━━━ DATA EXCERPTS ━━━

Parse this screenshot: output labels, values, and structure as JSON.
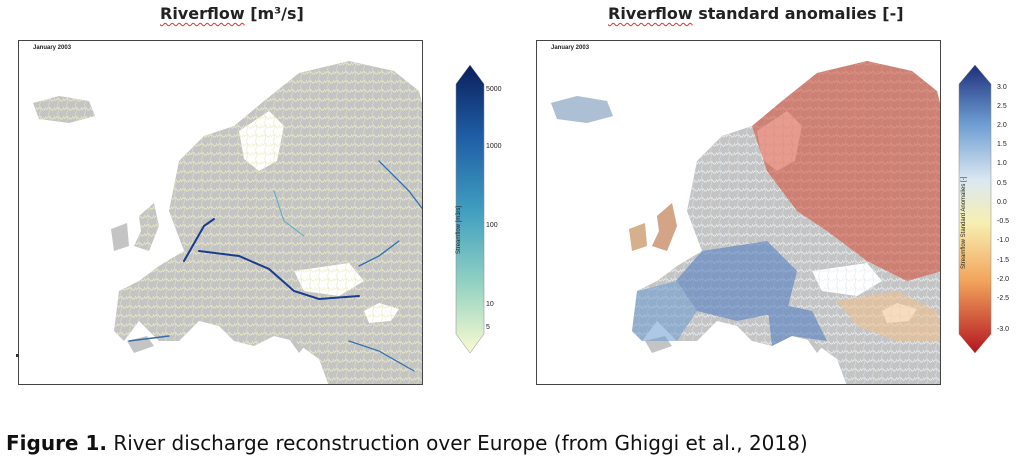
{
  "panel_left": {
    "title_main": "Riverflow",
    "title_unit": "[m³/s]",
    "map_label": "January 2003",
    "colorbar": {
      "label": "Streamflow [m3/s]",
      "ticks": [
        "5000",
        "1000",
        "100",
        "10",
        "5"
      ],
      "colors": [
        "#0b1f5c",
        "#1f5ea6",
        "#3f9dbf",
        "#8fd0c2",
        "#fbfbd0"
      ]
    }
  },
  "panel_right": {
    "title_main": "Riverflow",
    "title_rest": "standard anomalies [-]",
    "map_label": "January 2003",
    "colorbar": {
      "label": "Streamflow Standard Anomalies [-]",
      "ticks": [
        "3.0",
        "2.5",
        "2.0",
        "1.5",
        "1.0",
        "0.5",
        "0.0",
        "-0.5",
        "-1.0",
        "-1.5",
        "-2.0",
        "-2.5",
        "-3.0"
      ],
      "colors": [
        "#1d2f7a",
        "#6b9bd0",
        "#dbe8f2",
        "#f7efb0",
        "#f2a45c",
        "#b3151f"
      ]
    }
  },
  "caption": {
    "label": "Figure 1.",
    "text": " River discharge reconstruction over Europe (from Ghiggi et al., 2018)"
  },
  "colors": {
    "land": "#c4c4c4",
    "left_river": "#f3f0c7",
    "left_river_large": "#1a3c8c",
    "right_river_red": "#d44a33",
    "right_river_blue": "#4a78c0",
    "right_river_light": "#eef1f3"
  }
}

━━━

TASK TO CARRY OUT — Output every entry verbatim. Pictures do not belong in the copy.

RESULT —
Parse this screenshot: output labels, values, and structure as JSON.
{
  "panel_left": {
    "title_main": "Riverflow",
    "title_unit": "[m³/s]",
    "map_label": "January 2003",
    "colorbar": {
      "label": "Streamflow [m3/s]",
      "ticks": [
        "5000",
        "1000",
        "100",
        "10",
        "5"
      ],
      "colors": [
        "#0b1f5c",
        "#1f5ea6",
        "#3f9dbf",
        "#8fd0c2",
        "#fbfbd0"
      ]
    }
  },
  "panel_right": {
    "title_main": "Riverflow",
    "title_rest": "standard anomalies [-]",
    "map_label": "January 2003",
    "colorbar": {
      "label": "Streamflow Standard Anomalies [-]",
      "ticks": [
        "3.0",
        "2.5",
        "2.0",
        "1.5",
        "1.0",
        "0.5",
        "0.0",
        "-0.5",
        "-1.0",
        "-1.5",
        "-2.0",
        "-2.5",
        "-3.0"
      ],
      "colors": [
        "#1d2f7a",
        "#6b9bd0",
        "#dbe8f2",
        "#f7efb0",
        "#f2a45c",
        "#b3151f"
      ]
    }
  },
  "caption": {
    "label": "Figure 1.",
    "text": " River discharge reconstruction over Europe (from Ghiggi et al., 2018)"
  },
  "colors": {
    "land": "#c4c4c4",
    "left_river": "#f3f0c7",
    "left_river_large": "#1a3c8c",
    "right_river_red": "#d44a33",
    "right_river_blue": "#4a78c0",
    "right_river_light": "#eef1f3"
  }
}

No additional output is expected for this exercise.